-------- EXERCISE INPUTS --------
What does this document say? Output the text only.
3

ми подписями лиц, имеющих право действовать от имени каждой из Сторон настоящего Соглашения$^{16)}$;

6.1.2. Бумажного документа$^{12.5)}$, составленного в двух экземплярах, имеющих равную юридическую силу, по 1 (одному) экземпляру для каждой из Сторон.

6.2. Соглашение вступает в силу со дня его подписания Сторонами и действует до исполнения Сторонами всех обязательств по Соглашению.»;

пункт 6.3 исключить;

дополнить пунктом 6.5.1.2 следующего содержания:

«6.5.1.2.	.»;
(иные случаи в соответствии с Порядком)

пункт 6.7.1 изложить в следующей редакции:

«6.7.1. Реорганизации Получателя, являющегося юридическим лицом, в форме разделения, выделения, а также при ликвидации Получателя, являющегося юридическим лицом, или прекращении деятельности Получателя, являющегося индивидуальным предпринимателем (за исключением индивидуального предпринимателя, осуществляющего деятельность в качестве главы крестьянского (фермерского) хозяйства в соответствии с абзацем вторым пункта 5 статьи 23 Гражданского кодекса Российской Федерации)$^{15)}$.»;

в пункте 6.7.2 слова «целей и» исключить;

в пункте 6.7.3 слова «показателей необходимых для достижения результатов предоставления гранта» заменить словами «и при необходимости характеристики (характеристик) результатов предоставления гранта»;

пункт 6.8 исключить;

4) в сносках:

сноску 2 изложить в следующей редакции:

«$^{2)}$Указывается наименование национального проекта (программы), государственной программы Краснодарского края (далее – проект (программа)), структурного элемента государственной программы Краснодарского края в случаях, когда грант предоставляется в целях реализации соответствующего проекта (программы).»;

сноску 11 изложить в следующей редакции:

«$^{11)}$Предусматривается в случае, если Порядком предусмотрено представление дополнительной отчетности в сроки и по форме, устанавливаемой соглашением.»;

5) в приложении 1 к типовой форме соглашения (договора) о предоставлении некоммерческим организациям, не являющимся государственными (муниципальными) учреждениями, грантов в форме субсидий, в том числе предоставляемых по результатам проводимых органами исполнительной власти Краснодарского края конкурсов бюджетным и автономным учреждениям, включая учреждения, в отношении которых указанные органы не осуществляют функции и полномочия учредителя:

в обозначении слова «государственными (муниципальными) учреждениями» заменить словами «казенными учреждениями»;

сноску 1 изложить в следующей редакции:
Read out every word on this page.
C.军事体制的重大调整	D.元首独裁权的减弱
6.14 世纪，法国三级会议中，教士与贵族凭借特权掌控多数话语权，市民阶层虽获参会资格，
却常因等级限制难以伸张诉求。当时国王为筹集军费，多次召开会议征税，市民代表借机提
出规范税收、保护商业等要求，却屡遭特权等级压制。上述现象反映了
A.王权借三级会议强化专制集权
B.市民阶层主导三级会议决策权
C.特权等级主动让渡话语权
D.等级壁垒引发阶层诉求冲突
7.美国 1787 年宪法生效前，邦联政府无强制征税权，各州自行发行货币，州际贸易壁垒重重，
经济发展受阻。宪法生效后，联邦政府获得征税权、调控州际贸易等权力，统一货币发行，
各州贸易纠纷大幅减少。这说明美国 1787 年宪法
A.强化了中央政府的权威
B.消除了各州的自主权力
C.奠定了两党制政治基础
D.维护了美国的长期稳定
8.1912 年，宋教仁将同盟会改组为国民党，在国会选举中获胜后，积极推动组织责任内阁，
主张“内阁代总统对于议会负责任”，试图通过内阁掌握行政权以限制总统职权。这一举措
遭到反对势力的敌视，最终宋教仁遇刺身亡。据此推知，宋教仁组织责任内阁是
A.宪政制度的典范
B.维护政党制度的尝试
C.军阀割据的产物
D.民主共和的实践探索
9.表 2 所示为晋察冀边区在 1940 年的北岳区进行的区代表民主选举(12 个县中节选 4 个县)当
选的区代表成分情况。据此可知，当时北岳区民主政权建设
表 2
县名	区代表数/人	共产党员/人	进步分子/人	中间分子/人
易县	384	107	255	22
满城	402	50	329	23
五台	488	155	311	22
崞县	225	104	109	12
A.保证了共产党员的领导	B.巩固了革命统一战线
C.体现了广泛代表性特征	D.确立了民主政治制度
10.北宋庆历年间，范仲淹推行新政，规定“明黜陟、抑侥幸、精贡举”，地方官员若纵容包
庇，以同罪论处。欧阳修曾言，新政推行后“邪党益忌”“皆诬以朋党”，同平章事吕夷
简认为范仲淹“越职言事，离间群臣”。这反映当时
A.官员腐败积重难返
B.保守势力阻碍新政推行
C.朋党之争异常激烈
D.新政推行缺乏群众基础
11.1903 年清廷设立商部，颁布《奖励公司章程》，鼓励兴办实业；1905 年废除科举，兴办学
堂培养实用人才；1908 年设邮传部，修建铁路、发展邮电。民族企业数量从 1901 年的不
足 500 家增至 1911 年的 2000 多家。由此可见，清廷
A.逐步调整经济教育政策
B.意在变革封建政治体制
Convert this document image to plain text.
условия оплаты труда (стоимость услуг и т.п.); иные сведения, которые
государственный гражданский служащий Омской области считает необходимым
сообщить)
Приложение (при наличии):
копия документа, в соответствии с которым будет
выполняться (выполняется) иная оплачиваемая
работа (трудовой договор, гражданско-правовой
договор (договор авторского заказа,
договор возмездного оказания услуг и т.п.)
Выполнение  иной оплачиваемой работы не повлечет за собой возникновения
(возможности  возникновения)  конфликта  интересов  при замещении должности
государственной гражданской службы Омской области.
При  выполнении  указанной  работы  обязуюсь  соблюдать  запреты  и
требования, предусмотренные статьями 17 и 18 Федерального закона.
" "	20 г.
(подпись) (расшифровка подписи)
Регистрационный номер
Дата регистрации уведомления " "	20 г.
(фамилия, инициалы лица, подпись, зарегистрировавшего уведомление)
--------
* [WHAT IS REQUIRED]:
State the number of lines holding the word "силу" in the listing. Add nothing else.

* [THE ANSWER]:
2